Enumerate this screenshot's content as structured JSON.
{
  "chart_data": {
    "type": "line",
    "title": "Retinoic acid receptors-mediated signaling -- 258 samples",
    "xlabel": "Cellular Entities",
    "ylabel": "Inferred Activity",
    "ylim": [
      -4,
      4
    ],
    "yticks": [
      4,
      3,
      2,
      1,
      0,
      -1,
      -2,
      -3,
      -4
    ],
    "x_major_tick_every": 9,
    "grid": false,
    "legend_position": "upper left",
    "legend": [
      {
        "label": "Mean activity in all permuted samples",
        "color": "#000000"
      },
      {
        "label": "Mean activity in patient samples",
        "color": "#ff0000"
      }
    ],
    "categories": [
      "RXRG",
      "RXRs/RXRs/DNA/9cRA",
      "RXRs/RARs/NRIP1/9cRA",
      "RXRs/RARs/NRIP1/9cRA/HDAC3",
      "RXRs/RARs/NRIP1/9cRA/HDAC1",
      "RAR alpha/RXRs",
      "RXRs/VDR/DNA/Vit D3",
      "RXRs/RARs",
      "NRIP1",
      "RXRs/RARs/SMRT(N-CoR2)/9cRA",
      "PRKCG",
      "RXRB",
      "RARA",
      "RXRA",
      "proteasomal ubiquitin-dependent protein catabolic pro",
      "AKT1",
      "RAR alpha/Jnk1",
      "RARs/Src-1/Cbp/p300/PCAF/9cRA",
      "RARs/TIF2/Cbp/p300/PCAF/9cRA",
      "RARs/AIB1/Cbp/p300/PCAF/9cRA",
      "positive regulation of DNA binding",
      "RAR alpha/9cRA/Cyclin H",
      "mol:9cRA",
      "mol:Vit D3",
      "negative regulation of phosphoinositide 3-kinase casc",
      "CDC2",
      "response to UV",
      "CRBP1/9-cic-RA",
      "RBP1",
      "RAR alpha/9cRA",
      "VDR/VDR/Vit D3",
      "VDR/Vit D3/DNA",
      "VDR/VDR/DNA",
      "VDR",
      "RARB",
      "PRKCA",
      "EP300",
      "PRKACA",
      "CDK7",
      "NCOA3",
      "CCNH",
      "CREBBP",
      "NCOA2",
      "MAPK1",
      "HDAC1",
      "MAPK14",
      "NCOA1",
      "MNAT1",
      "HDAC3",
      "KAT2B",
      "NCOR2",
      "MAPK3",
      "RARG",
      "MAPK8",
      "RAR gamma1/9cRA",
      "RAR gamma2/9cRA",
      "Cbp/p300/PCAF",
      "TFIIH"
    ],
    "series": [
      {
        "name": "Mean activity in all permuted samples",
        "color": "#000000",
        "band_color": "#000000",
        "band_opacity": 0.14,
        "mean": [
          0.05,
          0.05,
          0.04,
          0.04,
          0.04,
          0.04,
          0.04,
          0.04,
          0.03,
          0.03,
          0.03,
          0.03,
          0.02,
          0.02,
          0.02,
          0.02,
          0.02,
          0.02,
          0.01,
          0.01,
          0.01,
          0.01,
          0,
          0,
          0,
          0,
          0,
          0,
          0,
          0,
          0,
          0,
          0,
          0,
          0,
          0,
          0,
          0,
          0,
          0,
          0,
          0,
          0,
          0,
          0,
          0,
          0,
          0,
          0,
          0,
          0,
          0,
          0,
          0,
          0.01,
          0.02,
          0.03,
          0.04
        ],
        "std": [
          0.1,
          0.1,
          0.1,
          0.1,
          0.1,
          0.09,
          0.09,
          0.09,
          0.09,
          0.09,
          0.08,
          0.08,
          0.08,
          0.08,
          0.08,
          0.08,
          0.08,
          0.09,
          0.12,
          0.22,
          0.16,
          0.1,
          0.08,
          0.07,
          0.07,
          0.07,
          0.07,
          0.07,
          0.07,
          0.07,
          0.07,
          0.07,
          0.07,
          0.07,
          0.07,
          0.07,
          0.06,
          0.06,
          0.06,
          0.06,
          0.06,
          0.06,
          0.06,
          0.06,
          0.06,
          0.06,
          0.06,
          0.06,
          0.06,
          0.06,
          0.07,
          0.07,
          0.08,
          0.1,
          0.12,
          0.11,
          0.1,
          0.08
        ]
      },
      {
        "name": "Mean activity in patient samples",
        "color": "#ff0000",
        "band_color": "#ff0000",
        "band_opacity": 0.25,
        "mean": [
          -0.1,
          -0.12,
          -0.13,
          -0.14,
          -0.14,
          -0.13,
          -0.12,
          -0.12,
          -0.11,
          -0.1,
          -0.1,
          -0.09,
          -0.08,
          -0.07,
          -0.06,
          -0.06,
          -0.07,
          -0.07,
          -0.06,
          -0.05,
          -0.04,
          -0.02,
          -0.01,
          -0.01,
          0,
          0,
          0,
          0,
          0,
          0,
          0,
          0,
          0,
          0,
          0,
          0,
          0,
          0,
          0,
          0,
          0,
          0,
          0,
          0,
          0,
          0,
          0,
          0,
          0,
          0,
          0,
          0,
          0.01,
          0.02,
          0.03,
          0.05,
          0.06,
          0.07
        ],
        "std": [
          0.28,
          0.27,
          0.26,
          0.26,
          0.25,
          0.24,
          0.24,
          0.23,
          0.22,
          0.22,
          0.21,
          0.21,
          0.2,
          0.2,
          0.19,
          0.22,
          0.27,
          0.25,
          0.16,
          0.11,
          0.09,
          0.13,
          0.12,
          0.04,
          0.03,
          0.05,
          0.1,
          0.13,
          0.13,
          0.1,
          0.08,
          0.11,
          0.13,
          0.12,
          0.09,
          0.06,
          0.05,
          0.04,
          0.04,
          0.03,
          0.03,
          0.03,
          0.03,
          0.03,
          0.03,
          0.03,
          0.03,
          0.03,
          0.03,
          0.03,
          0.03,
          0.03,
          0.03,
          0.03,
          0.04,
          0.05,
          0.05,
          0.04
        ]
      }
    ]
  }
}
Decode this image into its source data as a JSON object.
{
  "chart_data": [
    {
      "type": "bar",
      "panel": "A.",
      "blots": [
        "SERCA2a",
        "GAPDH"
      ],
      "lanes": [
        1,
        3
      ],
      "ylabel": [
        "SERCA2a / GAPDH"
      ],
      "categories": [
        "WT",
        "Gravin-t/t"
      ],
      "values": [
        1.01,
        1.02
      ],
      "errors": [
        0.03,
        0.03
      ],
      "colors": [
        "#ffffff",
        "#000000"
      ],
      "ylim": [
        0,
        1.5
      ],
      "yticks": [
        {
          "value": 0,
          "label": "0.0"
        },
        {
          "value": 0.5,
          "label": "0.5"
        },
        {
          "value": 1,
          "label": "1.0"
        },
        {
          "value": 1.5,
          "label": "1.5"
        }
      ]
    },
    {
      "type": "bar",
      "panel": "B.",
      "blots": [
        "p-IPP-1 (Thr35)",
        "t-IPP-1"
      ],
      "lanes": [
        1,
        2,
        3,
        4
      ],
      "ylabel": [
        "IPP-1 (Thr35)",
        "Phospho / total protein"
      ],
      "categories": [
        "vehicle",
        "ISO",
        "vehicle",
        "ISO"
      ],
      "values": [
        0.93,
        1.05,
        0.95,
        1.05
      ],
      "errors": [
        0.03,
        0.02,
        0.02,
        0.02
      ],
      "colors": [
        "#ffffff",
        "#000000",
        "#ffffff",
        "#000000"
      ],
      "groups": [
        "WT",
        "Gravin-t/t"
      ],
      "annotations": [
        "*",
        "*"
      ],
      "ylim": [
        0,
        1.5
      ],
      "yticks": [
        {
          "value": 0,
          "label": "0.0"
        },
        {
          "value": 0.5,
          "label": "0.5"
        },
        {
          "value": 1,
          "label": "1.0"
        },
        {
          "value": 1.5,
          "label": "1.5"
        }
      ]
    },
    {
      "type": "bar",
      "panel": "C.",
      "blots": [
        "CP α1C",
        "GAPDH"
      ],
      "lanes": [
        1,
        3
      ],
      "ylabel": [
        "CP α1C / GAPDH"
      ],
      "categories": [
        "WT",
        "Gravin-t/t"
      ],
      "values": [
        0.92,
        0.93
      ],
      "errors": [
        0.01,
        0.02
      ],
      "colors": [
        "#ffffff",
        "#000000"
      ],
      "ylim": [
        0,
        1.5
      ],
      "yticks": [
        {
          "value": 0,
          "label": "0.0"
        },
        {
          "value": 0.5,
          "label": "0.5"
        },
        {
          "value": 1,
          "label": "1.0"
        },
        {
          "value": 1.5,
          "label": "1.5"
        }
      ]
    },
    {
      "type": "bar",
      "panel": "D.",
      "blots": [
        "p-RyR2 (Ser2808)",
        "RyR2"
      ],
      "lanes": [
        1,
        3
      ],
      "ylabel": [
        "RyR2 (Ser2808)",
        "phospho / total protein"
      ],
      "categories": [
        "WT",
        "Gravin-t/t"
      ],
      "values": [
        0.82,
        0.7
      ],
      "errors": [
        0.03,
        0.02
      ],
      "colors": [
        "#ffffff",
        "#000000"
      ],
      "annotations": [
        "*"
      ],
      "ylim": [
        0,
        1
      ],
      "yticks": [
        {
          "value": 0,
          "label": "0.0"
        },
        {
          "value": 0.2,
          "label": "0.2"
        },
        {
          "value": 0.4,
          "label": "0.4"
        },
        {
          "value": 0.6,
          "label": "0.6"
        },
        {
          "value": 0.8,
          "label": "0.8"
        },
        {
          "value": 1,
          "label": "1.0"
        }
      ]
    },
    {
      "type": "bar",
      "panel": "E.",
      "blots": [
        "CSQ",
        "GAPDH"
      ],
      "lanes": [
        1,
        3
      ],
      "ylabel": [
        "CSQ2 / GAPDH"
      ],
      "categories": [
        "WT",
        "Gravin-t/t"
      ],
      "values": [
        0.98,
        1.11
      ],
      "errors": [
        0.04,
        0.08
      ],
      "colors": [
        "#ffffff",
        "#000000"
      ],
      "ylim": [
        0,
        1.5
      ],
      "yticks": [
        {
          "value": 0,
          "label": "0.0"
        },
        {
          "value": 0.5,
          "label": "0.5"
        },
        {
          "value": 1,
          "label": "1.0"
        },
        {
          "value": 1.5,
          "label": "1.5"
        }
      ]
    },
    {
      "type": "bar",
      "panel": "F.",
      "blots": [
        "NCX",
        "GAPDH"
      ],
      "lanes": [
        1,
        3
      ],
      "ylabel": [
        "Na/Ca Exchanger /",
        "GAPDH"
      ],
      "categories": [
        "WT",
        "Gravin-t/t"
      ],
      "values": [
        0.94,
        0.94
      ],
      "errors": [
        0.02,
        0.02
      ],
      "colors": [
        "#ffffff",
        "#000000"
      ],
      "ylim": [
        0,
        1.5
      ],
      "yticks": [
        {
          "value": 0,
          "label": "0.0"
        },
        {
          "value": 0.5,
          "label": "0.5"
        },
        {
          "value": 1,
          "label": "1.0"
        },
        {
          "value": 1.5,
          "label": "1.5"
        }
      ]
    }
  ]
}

☆ ☆ ☆ ☆ ☆ ☆ ☆

Prompt » The answer must be a single number: how many lines of the data include the string "RXRs".

Answer to this exercise » 8